_THE EXERCISE_.
Leave out the pictures, then reproduce the rest of the material exactly.

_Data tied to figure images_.

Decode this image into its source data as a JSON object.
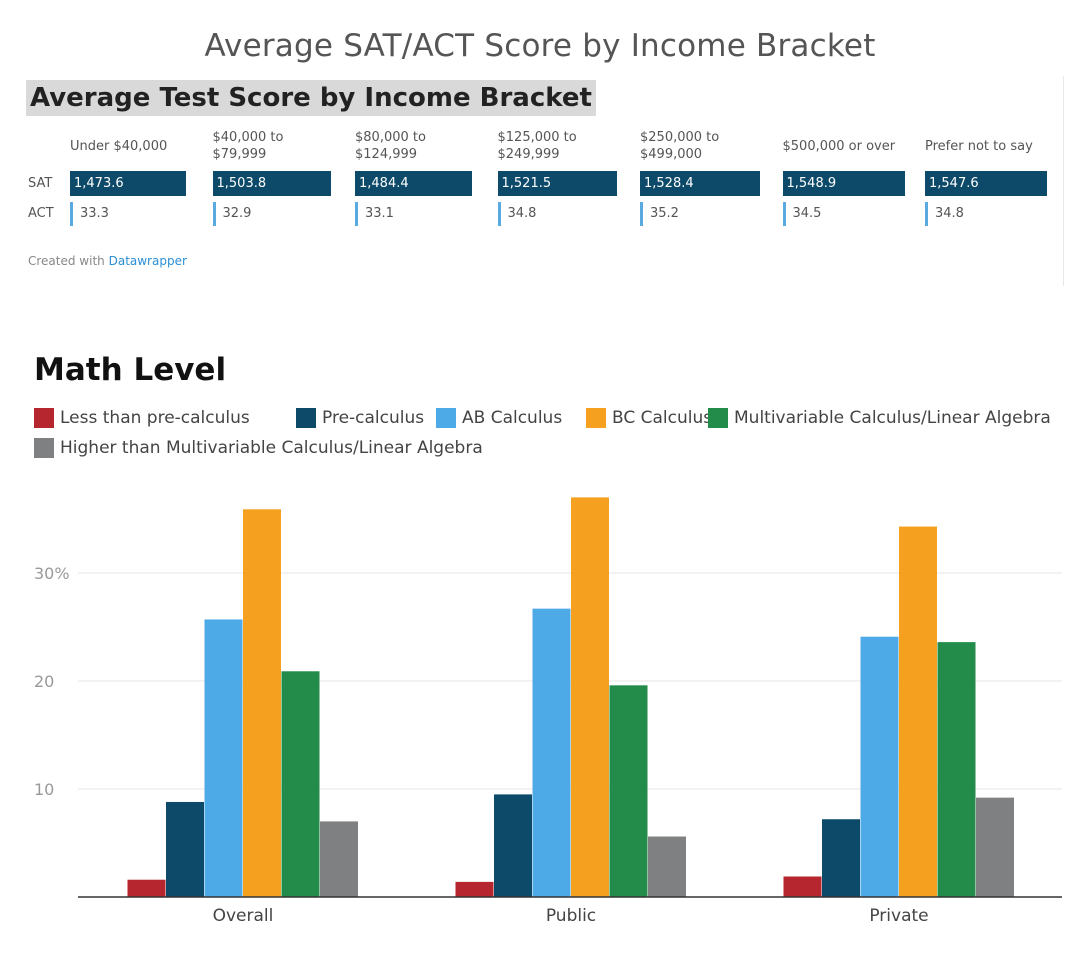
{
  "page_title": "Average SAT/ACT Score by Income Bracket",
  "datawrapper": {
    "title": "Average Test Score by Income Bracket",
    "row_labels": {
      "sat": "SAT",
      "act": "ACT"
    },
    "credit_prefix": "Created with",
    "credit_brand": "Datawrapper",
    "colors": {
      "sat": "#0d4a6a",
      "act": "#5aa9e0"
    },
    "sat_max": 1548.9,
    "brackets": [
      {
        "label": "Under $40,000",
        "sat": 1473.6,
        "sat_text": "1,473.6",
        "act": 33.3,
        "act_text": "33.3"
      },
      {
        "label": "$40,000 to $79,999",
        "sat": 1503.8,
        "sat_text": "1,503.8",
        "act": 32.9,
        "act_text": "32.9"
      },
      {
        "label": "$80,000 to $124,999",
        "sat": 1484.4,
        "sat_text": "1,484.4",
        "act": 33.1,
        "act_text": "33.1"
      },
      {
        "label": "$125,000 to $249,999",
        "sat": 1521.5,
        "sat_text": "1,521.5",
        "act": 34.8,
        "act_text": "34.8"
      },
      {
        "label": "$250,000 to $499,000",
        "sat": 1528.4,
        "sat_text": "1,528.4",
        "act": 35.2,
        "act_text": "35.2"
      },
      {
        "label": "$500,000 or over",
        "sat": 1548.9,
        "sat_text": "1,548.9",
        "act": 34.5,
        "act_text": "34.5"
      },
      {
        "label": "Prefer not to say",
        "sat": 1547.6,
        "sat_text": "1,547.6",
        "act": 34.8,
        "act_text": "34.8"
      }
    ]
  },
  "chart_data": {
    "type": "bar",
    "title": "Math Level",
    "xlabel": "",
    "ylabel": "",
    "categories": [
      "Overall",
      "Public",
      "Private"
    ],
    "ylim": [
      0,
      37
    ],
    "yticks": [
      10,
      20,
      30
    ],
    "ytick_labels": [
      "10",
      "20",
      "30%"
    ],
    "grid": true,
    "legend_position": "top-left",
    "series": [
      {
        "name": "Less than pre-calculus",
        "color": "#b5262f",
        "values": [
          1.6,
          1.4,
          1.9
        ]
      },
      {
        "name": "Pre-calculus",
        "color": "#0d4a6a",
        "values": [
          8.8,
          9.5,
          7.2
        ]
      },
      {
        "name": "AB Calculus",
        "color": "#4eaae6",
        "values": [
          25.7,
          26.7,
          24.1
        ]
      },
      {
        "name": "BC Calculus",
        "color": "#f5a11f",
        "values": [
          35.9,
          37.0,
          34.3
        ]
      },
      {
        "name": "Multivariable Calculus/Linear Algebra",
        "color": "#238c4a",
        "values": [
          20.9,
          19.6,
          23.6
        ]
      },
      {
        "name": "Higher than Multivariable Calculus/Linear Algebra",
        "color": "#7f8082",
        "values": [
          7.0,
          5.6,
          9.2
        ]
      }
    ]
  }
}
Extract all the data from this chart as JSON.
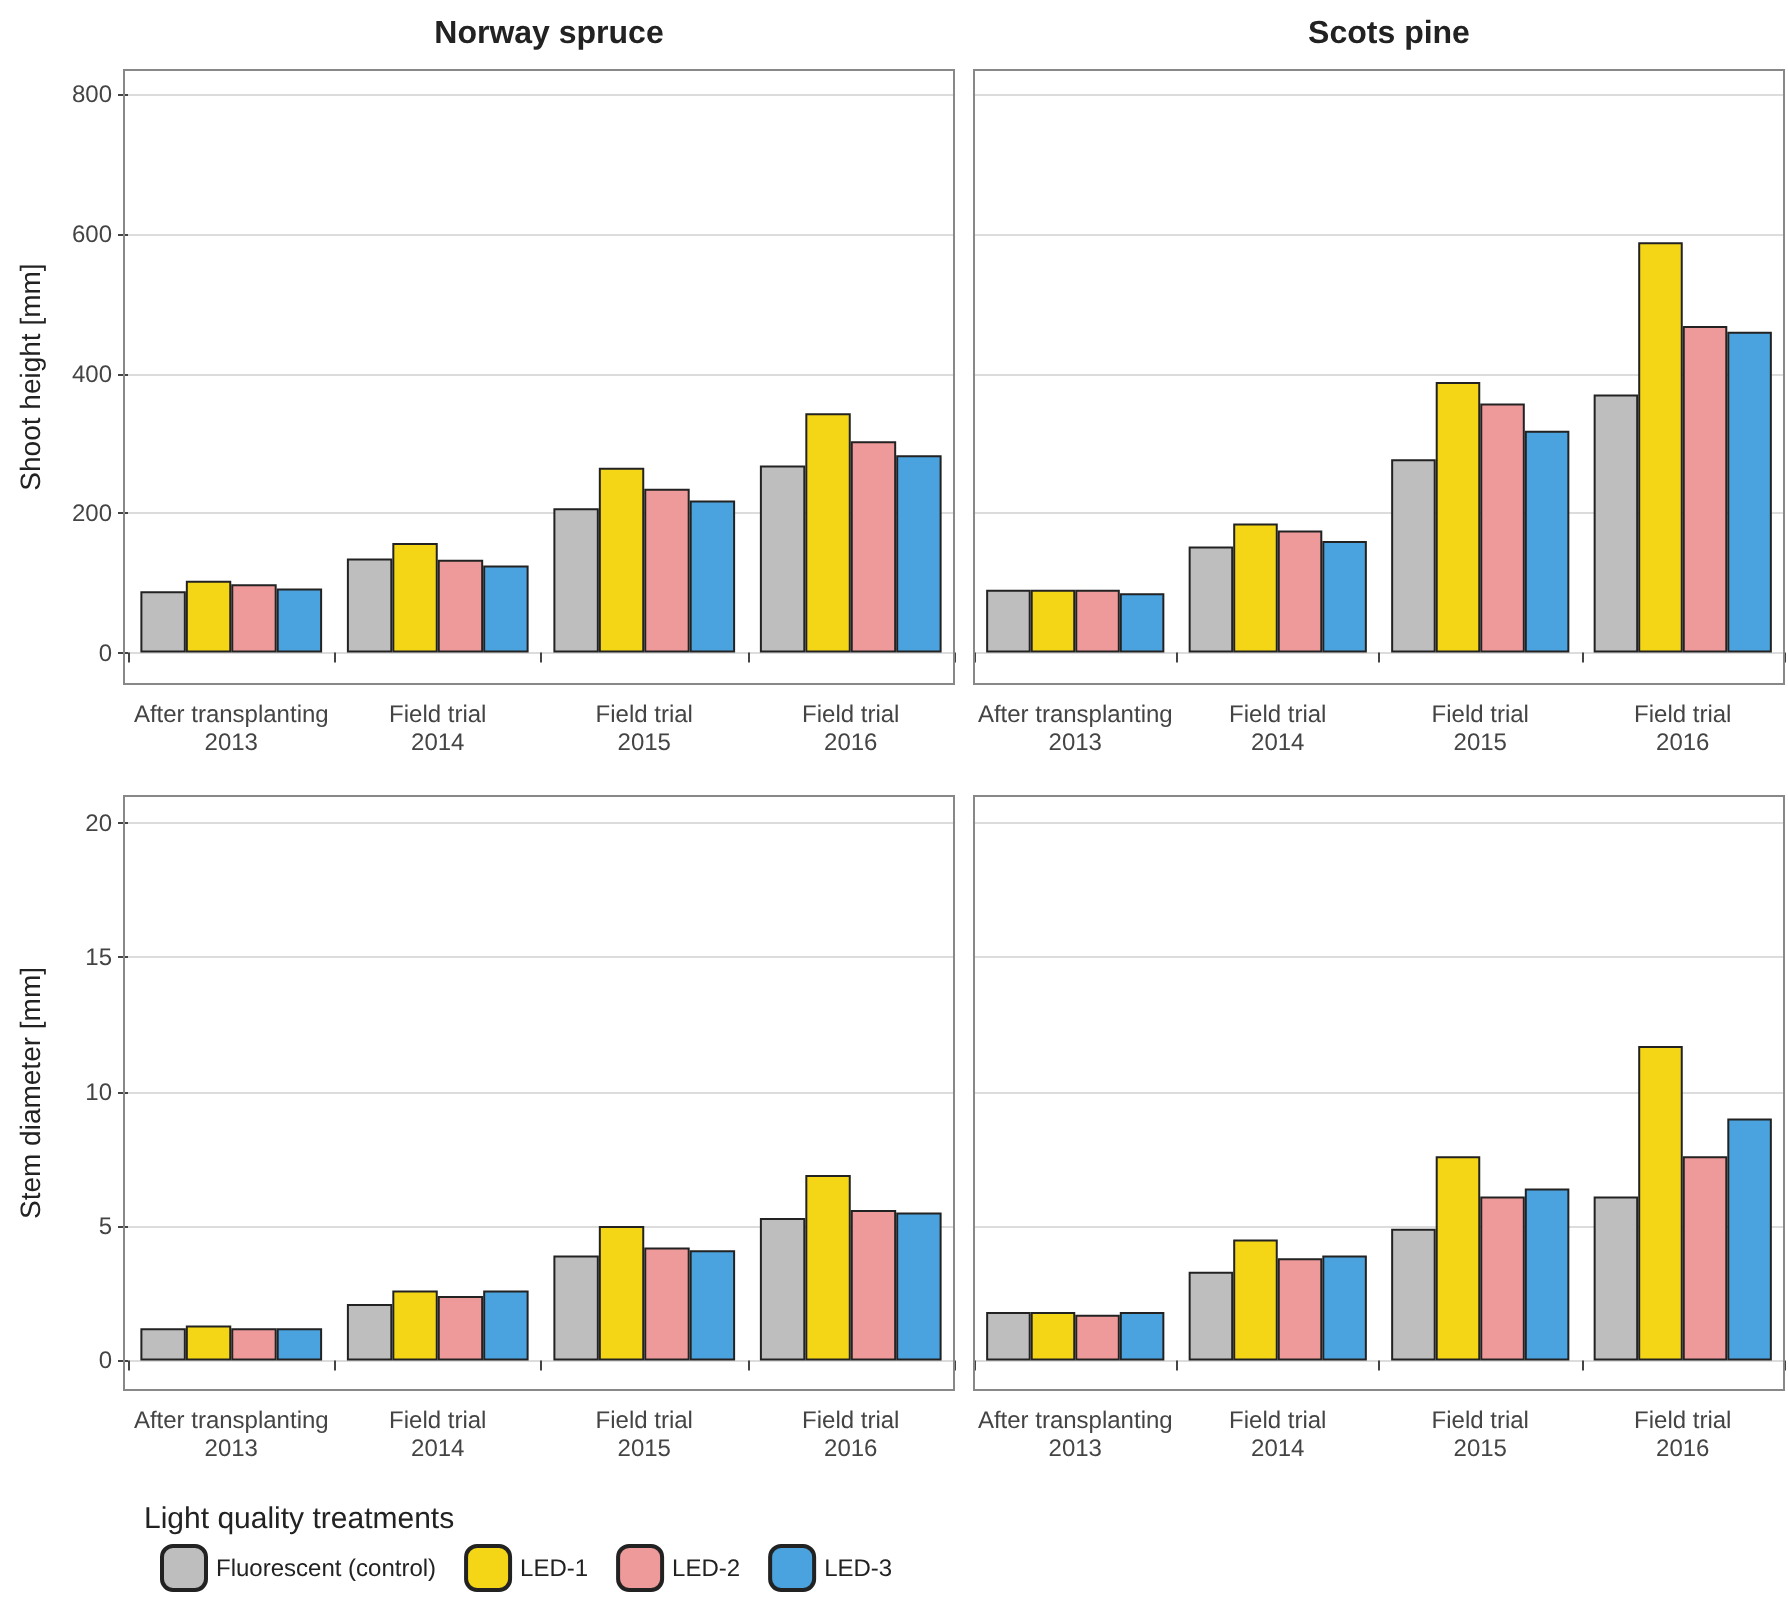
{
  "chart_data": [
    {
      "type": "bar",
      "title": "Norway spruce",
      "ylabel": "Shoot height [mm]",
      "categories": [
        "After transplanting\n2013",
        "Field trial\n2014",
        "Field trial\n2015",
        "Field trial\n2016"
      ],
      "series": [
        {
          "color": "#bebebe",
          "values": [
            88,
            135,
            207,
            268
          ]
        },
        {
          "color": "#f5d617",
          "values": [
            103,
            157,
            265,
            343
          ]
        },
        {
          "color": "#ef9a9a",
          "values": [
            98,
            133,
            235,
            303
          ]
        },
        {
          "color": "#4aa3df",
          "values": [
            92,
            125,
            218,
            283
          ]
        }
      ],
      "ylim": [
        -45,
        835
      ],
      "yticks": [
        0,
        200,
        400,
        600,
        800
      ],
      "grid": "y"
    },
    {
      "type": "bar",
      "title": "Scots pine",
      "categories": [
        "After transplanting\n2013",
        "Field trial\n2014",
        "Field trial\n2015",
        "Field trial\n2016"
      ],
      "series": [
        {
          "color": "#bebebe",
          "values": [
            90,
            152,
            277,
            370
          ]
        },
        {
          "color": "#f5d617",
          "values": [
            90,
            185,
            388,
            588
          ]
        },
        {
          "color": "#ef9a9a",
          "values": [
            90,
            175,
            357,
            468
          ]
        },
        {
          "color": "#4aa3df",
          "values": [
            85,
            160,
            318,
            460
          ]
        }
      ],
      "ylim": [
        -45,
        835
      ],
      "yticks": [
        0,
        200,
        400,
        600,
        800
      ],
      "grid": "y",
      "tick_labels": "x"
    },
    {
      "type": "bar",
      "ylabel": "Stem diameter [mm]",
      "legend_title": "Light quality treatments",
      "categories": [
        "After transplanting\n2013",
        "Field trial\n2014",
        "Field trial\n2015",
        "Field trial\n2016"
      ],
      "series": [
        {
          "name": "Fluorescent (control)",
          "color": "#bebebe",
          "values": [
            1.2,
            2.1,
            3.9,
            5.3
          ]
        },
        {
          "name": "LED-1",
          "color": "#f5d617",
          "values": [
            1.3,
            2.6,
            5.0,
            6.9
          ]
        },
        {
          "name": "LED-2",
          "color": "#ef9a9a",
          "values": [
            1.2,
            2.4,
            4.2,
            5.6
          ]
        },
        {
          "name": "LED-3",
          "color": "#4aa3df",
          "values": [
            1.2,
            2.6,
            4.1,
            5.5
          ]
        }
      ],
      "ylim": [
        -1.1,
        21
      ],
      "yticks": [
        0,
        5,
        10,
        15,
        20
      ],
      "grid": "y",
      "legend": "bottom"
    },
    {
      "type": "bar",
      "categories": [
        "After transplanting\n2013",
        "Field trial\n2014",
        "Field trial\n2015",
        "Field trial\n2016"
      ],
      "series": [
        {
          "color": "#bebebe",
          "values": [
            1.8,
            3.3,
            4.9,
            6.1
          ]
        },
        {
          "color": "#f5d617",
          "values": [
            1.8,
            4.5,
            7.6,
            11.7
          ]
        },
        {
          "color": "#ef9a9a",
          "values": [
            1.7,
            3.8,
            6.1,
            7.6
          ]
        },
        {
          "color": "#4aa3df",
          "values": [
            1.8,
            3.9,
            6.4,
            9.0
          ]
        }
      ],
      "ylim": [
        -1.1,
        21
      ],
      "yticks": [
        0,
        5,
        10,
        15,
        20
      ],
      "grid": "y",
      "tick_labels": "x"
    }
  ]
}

_FINISHED EXERCISE_.
Decode this image into its source data as a JSON object.
{
  "page_title": "Average SAT/ACT Score by Income Bracket",
  "datawrapper": {
    "title": "Average Test Score by Income Bracket",
    "row_labels": {
      "sat": "SAT",
      "act": "ACT"
    },
    "credit_prefix": "Created with",
    "credit_brand": "Datawrapper",
    "colors": {
      "sat": "#0d4a6a",
      "act": "#5aa9e0"
    },
    "sat_max": 1548.9,
    "brackets": [
      {
        "label": "Under $40,000",
        "sat": 1473.6,
        "sat_text": "1,473.6",
        "act": 33.3,
        "act_text": "33.3"
      },
      {
        "label": "$40,000 to $79,999",
        "sat": 1503.8,
        "sat_text": "1,503.8",
        "act": 32.9,
        "act_text": "32.9"
      },
      {
        "label": "$80,000 to $124,999",
        "sat": 1484.4,
        "sat_text": "1,484.4",
        "act": 33.1,
        "act_text": "33.1"
      },
      {
        "label": "$125,000 to $249,999",
        "sat": 1521.5,
        "sat_text": "1,521.5",
        "act": 34.8,
        "act_text": "34.8"
      },
      {
        "label": "$250,000 to $499,000",
        "sat": 1528.4,
        "sat_text": "1,528.4",
        "act": 35.2,
        "act_text": "35.2"
      },
      {
        "label": "$500,000 or over",
        "sat": 1548.9,
        "sat_text": "1,548.9",
        "act": 34.5,
        "act_text": "34.5"
      },
      {
        "label": "Prefer not to say",
        "sat": 1547.6,
        "sat_text": "1,547.6",
        "act": 34.8,
        "act_text": "34.8"
      }
    ]
  },
  "chart_data": {
    "type": "bar",
    "title": "Math Level",
    "xlabel": "",
    "ylabel": "",
    "categories": [
      "Overall",
      "Public",
      "Private"
    ],
    "ylim": [
      0,
      37
    ],
    "yticks": [
      10,
      20,
      30
    ],
    "ytick_labels": [
      "10",
      "20",
      "30%"
    ],
    "grid": true,
    "legend_position": "top-left",
    "series": [
      {
        "name": "Less than pre-calculus",
        "color": "#b5262f",
        "values": [
          1.6,
          1.4,
          1.9
        ]
      },
      {
        "name": "Pre-calculus",
        "color": "#0d4a6a",
        "values": [
          8.8,
          9.5,
          7.2
        ]
      },
      {
        "name": "AB Calculus",
        "color": "#4eaae6",
        "values": [
          25.7,
          26.7,
          24.1
        ]
      },
      {
        "name": "BC Calculus",
        "color": "#f5a11f",
        "values": [
          35.9,
          37.0,
          34.3
        ]
      },
      {
        "name": "Multivariable Calculus/Linear Algebra",
        "color": "#238c4a",
        "values": [
          20.9,
          19.6,
          23.6
        ]
      },
      {
        "name": "Higher than Multivariable Calculus/Linear Algebra",
        "color": "#7f8082",
        "values": [
          7.0,
          5.6,
          9.2
        ]
      }
    ]
  }
}
Extract all the data from this chart as JSON.
{
  "chart_data": [
    {
      "type": "bar",
      "title": "Norway spruce",
      "ylabel": "Shoot height [mm]",
      "categories": [
        "After transplanting\n2013",
        "Field trial\n2014",
        "Field trial\n2015",
        "Field trial\n2016"
      ],
      "series": [
        {
          "color": "#bebebe",
          "values": [
            88,
            135,
            207,
            268
          ]
        },
        {
          "color": "#f5d617",
          "values": [
            103,
            157,
            265,
            343
          ]
        },
        {
          "color": "#ef9a9a",
          "values": [
            98,
            133,
            235,
            303
          ]
        },
        {
          "color": "#4aa3df",
          "values": [
            92,
            125,
            218,
            283
          ]
        }
      ],
      "ylim": [
        -45,
        835
      ],
      "yticks": [
        0,
        200,
        400,
        600,
        800
      ],
      "grid": "y"
    },
    {
      "type": "bar",
      "title": "Scots pine",
      "categories": [
        "After transplanting\n2013",
        "Field trial\n2014",
        "Field trial\n2015",
        "Field trial\n2016"
      ],
      "series": [
        {
          "color": "#bebebe",
          "values": [
            90,
            152,
            277,
            370
          ]
        },
        {
          "color": "#f5d617",
          "values": [
            90,
            185,
            388,
            588
          ]
        },
        {
          "color": "#ef9a9a",
          "values": [
            90,
            175,
            357,
            468
          ]
        },
        {
          "color": "#4aa3df",
          "values": [
            85,
            160,
            318,
            460
          ]
        }
      ],
      "ylim": [
        -45,
        835
      ],
      "yticks": [
        0,
        200,
        400,
        600,
        800
      ],
      "grid": "y",
      "tick_labels": "x"
    },
    {
      "type": "bar",
      "ylabel": "Stem diameter [mm]",
      "legend_title": "Light quality treatments",
      "categories": [
        "After transplanting\n2013",
        "Field trial\n2014",
        "Field trial\n2015",
        "Field trial\n2016"
      ],
      "series": [
        {
          "name": "Fluorescent (control)",
          "color": "#bebebe",
          "values": [
            1.2,
            2.1,
            3.9,
            5.3
          ]
        },
        {
          "name": "LED-1",
          "color": "#f5d617",
          "values": [
            1.3,
            2.6,
            5.0,
            6.9
          ]
        },
        {
          "name": "LED-2",
          "color": "#ef9a9a",
          "values": [
            1.2,
            2.4,
            4.2,
            5.6
          ]
        },
        {
          "name": "LED-3",
          "color": "#4aa3df",
          "values": [
            1.2,
            2.6,
            4.1,
            5.5
          ]
        }
      ],
      "ylim": [
        -1.1,
        21
      ],
      "yticks": [
        0,
        5,
        10,
        15,
        20
      ],
      "grid": "y",
      "legend": "bottom"
    },
    {
      "type": "bar",
      "categories": [
        "After transplanting\n2013",
        "Field trial\n2014",
        "Field trial\n2015",
        "Field trial\n2016"
      ],
      "series": [
        {
          "color": "#bebebe",
          "values": [
            1.8,
            3.3,
            4.9,
            6.1
          ]
        },
        {
          "color": "#f5d617",
          "values": [
            1.8,
            4.5,
            7.6,
            11.7
          ]
        },
        {
          "color": "#ef9a9a",
          "values": [
            1.7,
            3.8,
            6.1,
            7.6
          ]
        },
        {
          "color": "#4aa3df",
          "values": [
            1.8,
            3.9,
            6.4,
            9.0
          ]
        }
      ],
      "ylim": [
        -1.1,
        21
      ],
      "yticks": [
        0,
        5,
        10,
        15,
        20
      ],
      "grid": "y",
      "tick_labels": "x"
    }
  ]
}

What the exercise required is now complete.